- [WORK ITEM]
Copy out the following article on the proposed Georgia Right to Farm Act update in full, word for word.

ATLANTA – While the state’s coronavirus-induced budget deficit will grab the most attention when the General Assembly reconvenes next month, lawmakers also may revisit an issue that’s roiling rural Georgia.

A proposed update of the Georgia Right to Farm Act enacted during the 1980s enjoys the backing of agricultural organizations including the Georgia Farm Bureau, Georgia Agribusiness Council and Georgia Poultry Federation.

“Every serious ag group is in support of this, and it comes from the grass-roots level, from farmers across the state,” said Will Bentley, president of the agribusiness council.

Opposition to the legislation is spearheaded by environmental groups – many based in rural Georgia – who say it not only is unnecessary but would harm farm communities.

“This bill is purported to protect real Georgia farmers,” said Gordon Rogers, executive director of Albany-based Flint Riverkeeper. “Nothing could be further from the truth.”

The legislation would make it more difficult for property owners living in areas zoned for agricultural use to file nuisance lawsuits against nearby farms generating offensive noise, dust, smells or sludge runoff.

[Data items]
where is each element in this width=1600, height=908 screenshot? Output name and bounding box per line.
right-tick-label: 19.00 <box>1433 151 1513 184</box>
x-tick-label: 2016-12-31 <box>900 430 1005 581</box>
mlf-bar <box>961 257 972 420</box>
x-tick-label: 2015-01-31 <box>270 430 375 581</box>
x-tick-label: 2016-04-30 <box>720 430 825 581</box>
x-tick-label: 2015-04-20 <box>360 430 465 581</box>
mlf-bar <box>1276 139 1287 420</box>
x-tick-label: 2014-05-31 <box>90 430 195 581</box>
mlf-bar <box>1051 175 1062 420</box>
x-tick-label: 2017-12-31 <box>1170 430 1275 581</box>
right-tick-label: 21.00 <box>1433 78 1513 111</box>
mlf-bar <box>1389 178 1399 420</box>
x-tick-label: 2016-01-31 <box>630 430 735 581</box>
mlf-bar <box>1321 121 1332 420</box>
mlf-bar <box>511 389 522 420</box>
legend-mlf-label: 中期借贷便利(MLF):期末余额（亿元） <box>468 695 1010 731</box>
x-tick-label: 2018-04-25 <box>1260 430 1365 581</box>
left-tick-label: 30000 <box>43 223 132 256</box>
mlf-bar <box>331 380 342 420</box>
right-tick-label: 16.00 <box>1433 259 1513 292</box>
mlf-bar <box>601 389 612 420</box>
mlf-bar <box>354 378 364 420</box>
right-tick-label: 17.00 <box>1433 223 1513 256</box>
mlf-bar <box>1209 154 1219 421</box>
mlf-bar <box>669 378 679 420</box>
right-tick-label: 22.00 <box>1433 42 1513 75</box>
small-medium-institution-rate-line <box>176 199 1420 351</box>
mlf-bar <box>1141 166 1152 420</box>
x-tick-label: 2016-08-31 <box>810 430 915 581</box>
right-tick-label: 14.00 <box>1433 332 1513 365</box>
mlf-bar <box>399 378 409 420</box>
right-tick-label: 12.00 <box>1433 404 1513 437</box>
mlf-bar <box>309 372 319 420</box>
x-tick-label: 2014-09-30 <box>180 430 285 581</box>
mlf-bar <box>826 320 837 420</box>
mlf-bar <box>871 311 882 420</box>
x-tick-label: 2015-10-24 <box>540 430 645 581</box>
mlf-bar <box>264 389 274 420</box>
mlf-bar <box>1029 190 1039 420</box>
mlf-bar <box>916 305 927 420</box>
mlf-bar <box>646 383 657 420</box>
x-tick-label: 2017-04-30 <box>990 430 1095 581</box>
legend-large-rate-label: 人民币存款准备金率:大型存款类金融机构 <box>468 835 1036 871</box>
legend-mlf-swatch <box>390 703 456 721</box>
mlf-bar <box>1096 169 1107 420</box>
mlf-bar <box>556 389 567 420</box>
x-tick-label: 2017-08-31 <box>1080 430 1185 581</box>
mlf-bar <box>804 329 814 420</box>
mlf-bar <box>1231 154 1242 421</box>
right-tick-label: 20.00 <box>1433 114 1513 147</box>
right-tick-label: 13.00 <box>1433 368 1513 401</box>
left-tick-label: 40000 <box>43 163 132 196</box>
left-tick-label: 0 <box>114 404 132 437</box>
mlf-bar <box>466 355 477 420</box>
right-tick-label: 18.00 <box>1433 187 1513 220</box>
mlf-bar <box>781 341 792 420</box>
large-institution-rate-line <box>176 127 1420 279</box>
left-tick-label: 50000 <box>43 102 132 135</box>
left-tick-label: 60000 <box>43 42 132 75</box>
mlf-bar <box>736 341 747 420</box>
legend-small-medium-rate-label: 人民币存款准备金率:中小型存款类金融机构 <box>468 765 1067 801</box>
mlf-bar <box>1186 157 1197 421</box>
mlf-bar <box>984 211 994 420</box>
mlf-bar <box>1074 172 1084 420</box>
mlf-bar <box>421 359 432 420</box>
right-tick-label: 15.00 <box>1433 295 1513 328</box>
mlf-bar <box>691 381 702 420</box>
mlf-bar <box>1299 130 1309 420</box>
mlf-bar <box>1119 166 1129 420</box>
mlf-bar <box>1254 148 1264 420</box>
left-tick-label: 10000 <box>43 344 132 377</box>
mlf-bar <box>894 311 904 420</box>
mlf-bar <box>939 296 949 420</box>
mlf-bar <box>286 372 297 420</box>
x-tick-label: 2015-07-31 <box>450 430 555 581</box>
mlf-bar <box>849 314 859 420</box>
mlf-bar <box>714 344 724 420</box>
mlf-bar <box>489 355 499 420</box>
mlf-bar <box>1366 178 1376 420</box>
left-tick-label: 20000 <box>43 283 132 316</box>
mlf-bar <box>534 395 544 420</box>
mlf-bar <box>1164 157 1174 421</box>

- [ANSWER TO THIS EXERCISE]
ATLANTA – While the state’s coronavirus-induced budget deficit will grab the most attention when the General Assembly reconvenes next month, lawmakers also may revisit an issue that’s roiling rural Georgia.

A proposed update of the Georgia Right to Farm Act enacted during the 1980s enjoys the backing of agricultural organizations including the Georgia Farm Bureau, Georgia Agribusiness Council and Georgia Poultry Federation.

“Every serious ag group is in support of this, and it comes from the grass-roots level, from farmers across the state,” said Will Bentley, president of the agribusiness council.

Opposition to the legislation is spearheaded by environmental groups – many based in rural Georgia – who say it not only is unnecessary but would harm farm communities.

“This bill is purported to protect real Georgia farmers,” said Gordon Rogers, executive director of Albany-based Flint Riverkeeper. “Nothing could be further from the truth.”

The legislation would make it more difficult for property owners living in areas zoned for agricultural use to file nuisance lawsuits against nearby farms generating offensive noise, dust, smells or sludge runoff.